* **The data**

+++++

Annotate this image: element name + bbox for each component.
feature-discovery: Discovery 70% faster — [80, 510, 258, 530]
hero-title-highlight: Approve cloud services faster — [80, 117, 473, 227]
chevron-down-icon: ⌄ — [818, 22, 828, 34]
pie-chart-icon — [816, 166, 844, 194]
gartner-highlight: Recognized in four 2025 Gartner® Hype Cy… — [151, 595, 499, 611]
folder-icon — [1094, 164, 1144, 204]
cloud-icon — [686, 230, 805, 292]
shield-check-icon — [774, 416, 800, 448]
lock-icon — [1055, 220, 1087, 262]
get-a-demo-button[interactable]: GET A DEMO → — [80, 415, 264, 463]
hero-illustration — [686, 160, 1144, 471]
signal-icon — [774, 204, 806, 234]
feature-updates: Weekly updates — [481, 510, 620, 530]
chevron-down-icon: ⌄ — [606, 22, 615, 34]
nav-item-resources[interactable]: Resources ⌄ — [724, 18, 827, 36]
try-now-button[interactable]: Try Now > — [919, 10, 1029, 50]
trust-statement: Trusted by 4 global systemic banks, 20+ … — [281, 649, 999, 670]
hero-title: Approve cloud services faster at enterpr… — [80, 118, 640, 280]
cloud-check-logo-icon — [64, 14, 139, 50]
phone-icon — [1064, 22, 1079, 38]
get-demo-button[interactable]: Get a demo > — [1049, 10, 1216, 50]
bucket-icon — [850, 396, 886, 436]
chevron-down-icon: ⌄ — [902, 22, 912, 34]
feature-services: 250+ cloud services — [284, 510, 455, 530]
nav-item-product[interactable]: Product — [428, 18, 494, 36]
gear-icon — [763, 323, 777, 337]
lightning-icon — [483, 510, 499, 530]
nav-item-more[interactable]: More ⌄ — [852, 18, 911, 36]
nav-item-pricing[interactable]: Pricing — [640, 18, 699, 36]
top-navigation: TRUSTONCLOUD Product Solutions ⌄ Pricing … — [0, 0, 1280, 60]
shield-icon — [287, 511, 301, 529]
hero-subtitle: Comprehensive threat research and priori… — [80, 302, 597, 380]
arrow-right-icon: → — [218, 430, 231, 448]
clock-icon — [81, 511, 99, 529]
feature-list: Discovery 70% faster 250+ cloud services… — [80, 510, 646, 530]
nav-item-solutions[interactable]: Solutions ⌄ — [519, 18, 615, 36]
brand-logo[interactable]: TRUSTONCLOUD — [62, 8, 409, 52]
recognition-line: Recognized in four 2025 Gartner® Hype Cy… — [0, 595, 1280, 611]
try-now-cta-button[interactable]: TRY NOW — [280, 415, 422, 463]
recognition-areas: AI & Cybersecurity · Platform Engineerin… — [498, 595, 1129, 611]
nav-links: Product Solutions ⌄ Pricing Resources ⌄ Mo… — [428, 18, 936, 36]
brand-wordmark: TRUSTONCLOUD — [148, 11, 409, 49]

+++++

* **Aim of the task**
Copy the items word for word, starting with the first line and ending after the line that contains "trust-statement: Trusted by", with that line included.

* **Reply to the exercise**
Annotate this image: element name + bbox for each component.
feature-discovery: Discovery 70% faster — [80, 510, 258, 530]
hero-title-highlight: Approve cloud services faster — [80, 117, 473, 227]
chevron-down-icon: ⌄ — [818, 22, 828, 34]
pie-chart-icon — [816, 166, 844, 194]
gartner-highlight: Recognized in four 2025 Gartner® Hype Cy… — [151, 595, 499, 611]
folder-icon — [1094, 164, 1144, 204]
cloud-icon — [686, 230, 805, 292]
shield-check-icon — [774, 416, 800, 448]
lock-icon — [1055, 220, 1087, 262]
get-a-demo-button[interactable]: GET A DEMO → — [80, 415, 264, 463]
hero-illustration — [686, 160, 1144, 471]
signal-icon — [774, 204, 806, 234]
feature-updates: Weekly updates — [481, 510, 620, 530]
chevron-down-icon: ⌄ — [606, 22, 615, 34]
nav-item-resources[interactable]: Resources ⌄ — [724, 18, 827, 36]
try-now-button[interactable]: Try Now > — [919, 10, 1029, 50]
trust-statement: Trusted by 4 global systemic banks, 20+ … — [281, 649, 999, 670]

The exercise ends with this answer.